> [LISTED RECORDS]:
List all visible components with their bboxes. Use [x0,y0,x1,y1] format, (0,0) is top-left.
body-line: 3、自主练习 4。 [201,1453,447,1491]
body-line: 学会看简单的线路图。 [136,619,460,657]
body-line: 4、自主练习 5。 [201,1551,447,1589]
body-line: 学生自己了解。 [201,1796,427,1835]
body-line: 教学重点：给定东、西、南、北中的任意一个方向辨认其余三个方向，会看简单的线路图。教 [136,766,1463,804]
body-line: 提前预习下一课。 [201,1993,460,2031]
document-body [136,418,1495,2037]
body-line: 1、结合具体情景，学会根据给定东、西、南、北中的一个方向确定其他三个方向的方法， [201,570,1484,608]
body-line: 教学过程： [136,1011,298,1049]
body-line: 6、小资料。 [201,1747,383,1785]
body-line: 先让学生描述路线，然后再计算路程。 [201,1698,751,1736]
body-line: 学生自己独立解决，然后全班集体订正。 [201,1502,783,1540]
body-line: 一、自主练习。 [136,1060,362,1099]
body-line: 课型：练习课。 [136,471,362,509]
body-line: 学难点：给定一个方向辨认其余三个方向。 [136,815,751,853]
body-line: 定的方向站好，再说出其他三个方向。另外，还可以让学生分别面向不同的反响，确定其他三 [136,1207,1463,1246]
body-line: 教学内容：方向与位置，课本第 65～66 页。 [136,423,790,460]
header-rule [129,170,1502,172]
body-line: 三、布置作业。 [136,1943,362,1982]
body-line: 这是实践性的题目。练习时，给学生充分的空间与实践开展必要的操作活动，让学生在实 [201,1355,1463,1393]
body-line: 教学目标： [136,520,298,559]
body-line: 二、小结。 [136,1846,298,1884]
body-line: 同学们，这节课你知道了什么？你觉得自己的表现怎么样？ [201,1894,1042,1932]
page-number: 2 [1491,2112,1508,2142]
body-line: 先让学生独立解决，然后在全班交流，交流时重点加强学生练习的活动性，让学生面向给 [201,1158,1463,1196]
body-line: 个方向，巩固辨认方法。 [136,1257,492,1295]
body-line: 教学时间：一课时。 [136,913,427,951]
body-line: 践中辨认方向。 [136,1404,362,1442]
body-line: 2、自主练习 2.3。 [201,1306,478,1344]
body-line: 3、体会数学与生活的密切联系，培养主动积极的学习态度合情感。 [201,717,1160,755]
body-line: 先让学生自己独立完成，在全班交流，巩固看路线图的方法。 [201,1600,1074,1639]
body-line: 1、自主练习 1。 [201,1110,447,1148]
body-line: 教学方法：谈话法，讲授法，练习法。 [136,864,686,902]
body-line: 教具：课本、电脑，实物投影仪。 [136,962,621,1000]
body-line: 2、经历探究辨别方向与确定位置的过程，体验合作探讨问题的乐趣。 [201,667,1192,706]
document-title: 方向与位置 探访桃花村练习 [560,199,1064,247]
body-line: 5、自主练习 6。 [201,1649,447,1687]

> [TASK REQUIREMENTS]:
Gather every line of the listing above that contains the string "document".

> [SOLUTION]:
document-body [136,418,1495,2037]
document-title: 方向与位置 探访桃花村练习 [560,199,1064,247]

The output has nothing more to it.